[RECORDS FOR THE TASK]
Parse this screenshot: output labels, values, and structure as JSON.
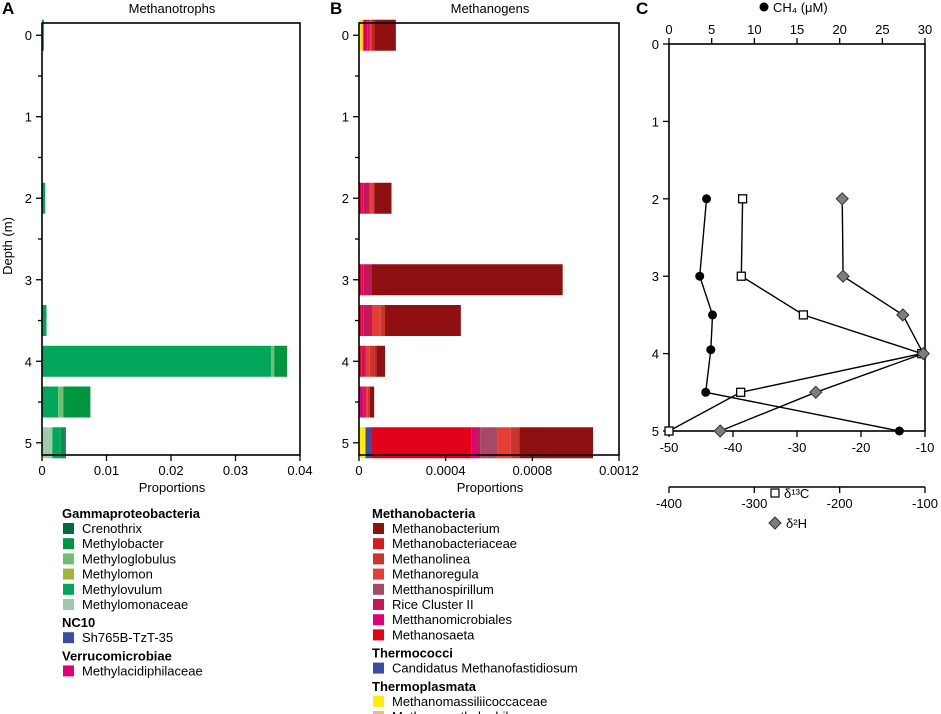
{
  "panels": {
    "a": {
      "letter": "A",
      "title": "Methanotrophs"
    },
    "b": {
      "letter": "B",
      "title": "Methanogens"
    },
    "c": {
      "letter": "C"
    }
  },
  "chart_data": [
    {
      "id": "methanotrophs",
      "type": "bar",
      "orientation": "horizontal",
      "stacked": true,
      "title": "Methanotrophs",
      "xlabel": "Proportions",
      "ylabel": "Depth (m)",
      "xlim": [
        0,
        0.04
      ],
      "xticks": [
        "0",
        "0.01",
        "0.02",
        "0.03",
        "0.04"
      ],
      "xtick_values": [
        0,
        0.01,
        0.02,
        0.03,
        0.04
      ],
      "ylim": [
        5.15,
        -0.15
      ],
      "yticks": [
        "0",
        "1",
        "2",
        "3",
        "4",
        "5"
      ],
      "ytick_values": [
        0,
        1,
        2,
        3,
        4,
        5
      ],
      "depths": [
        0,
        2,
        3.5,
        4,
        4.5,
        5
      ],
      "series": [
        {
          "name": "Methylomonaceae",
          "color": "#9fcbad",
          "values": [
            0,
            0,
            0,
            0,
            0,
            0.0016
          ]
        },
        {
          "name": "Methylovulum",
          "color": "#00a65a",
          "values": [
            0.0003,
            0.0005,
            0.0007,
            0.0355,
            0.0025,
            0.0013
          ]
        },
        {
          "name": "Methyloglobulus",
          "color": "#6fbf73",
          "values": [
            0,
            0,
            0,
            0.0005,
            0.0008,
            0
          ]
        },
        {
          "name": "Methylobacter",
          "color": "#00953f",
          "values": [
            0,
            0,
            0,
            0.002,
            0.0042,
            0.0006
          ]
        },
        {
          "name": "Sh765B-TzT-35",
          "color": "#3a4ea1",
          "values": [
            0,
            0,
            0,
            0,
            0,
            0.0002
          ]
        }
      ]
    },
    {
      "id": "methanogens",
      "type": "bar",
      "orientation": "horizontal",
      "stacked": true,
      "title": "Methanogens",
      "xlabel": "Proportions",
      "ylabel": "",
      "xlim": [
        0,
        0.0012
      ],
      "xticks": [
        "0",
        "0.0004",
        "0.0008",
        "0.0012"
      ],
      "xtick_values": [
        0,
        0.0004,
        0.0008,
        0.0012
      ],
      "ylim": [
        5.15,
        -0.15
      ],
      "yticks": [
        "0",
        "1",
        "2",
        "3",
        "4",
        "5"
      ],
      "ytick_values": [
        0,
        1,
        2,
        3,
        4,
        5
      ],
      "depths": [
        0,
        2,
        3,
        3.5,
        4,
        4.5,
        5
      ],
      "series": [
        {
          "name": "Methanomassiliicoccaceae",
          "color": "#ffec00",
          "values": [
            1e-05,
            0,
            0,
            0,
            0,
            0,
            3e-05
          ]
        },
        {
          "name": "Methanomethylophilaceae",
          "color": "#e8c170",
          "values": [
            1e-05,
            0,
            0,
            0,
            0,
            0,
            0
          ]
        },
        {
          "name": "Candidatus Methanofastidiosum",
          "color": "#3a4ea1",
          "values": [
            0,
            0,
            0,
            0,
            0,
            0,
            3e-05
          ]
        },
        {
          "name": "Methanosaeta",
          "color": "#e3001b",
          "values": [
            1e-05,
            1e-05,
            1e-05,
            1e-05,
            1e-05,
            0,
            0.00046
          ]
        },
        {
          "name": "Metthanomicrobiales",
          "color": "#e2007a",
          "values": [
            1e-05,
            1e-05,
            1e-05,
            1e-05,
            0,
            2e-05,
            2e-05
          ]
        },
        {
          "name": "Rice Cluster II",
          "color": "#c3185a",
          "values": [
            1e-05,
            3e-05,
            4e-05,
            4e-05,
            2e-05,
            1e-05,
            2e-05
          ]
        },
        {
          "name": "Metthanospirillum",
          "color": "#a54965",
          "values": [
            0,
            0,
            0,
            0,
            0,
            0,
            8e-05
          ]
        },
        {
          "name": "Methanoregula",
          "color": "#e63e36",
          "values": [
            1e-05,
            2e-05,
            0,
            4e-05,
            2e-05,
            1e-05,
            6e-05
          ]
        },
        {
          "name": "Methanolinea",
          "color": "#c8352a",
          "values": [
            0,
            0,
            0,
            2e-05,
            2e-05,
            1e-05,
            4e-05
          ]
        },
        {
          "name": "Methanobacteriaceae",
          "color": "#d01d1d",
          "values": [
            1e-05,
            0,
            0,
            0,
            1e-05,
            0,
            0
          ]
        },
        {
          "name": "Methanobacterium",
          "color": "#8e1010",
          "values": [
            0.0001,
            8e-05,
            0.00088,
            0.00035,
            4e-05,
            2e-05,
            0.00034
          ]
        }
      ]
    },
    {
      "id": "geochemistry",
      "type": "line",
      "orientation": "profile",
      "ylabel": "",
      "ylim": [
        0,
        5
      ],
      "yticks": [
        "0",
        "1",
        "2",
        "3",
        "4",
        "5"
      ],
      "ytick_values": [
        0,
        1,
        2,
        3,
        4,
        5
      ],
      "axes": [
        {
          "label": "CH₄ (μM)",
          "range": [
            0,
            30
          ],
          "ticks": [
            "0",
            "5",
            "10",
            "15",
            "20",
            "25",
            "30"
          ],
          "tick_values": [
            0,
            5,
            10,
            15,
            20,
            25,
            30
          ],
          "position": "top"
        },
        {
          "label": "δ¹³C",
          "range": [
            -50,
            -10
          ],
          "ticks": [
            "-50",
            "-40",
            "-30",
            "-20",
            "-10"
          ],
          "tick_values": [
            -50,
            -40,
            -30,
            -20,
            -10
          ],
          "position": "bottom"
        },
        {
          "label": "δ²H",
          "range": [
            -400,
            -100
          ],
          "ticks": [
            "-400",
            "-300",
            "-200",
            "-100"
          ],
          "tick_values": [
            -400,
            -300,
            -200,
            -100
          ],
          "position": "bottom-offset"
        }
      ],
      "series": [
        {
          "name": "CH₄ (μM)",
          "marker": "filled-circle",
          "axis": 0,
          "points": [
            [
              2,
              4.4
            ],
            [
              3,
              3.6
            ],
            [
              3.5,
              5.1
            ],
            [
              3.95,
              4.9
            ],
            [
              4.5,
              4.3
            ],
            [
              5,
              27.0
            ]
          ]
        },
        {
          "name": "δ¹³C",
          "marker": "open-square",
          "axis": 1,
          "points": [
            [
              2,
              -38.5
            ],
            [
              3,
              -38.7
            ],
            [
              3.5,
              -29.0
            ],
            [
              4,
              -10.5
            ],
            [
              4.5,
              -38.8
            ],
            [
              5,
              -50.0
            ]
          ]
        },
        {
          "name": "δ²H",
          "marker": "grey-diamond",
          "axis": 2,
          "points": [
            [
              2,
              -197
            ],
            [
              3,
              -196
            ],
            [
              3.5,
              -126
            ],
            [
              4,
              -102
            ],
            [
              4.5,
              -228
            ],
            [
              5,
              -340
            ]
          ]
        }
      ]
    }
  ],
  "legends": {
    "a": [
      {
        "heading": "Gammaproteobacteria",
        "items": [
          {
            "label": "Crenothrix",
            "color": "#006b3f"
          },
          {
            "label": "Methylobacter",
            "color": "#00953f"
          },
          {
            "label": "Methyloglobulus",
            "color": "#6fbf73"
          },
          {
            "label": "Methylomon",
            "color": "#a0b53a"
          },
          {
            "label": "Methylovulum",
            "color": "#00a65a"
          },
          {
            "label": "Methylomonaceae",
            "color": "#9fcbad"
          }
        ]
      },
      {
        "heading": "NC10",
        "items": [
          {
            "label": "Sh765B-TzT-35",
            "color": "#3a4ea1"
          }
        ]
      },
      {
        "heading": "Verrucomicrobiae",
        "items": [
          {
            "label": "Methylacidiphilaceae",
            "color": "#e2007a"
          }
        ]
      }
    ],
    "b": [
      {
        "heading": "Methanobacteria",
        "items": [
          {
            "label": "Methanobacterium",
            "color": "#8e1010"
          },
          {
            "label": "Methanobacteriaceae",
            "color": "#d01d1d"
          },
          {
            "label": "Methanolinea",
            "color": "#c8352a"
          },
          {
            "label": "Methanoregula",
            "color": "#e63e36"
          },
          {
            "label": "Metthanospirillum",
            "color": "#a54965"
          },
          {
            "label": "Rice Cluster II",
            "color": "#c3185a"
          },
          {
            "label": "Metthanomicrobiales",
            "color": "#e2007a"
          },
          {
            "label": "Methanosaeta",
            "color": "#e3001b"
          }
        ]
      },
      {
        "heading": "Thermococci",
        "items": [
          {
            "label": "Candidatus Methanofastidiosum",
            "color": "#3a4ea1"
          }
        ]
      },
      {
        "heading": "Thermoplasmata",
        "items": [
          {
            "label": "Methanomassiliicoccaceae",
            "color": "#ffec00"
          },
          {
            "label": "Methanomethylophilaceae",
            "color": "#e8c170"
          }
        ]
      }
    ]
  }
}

[WORK TO COMPLETE] Output the number of lines above holding the word "position", and nothing besides it.

[EXPECTED ANSWER] 3